Recorded data
☆ ☆ ☆ ☆

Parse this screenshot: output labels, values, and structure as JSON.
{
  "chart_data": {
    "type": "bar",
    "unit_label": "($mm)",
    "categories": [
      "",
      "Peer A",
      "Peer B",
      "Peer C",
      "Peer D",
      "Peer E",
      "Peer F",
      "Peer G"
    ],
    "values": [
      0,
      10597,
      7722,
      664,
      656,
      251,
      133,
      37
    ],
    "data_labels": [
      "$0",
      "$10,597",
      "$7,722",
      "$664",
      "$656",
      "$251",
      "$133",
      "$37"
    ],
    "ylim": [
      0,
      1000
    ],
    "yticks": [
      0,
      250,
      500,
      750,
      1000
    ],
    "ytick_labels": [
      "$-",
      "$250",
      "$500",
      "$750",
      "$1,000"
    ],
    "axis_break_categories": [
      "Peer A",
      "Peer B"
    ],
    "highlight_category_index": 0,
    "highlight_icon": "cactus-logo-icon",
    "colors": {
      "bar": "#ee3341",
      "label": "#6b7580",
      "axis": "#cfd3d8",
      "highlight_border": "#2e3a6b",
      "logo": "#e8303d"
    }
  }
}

☆ ☆ ☆ ☆

■ Work instructions ■
Return the listing above in its exact form.

■ Correct output ■
Parse this screenshot: output labels, values, and structure as JSON.
{
  "chart_data": {
    "type": "bar",
    "unit_label": "($mm)",
    "categories": [
      "",
      "Peer A",
      "Peer B",
      "Peer C",
      "Peer D",
      "Peer E",
      "Peer F",
      "Peer G"
    ],
    "values": [
      0,
      10597,
      7722,
      664,
      656,
      251,
      133,
      37
    ],
    "data_labels": [
      "$0",
      "$10,597",
      "$7,722",
      "$664",
      "$656",
      "$251",
      "$133",
      "$37"
    ],
    "ylim": [
      0,
      1000
    ],
    "yticks": [
      0,
      250,
      500,
      750,
      1000
    ],
    "ytick_labels": [
      "$-",
      "$250",
      "$500",
      "$750",
      "$1,000"
    ],
    "axis_break_categories": [
      "Peer A",
      "Peer B"
    ],
    "highlight_category_index": 0,
    "highlight_icon": "cactus-logo-icon",
    "colors": {
      "bar": "#ee3341",
      "label": "#6b7580",
      "axis": "#cfd3d8",
      "highlight_border": "#2e3a6b",
      "logo": "#e8303d"
    }
  }
}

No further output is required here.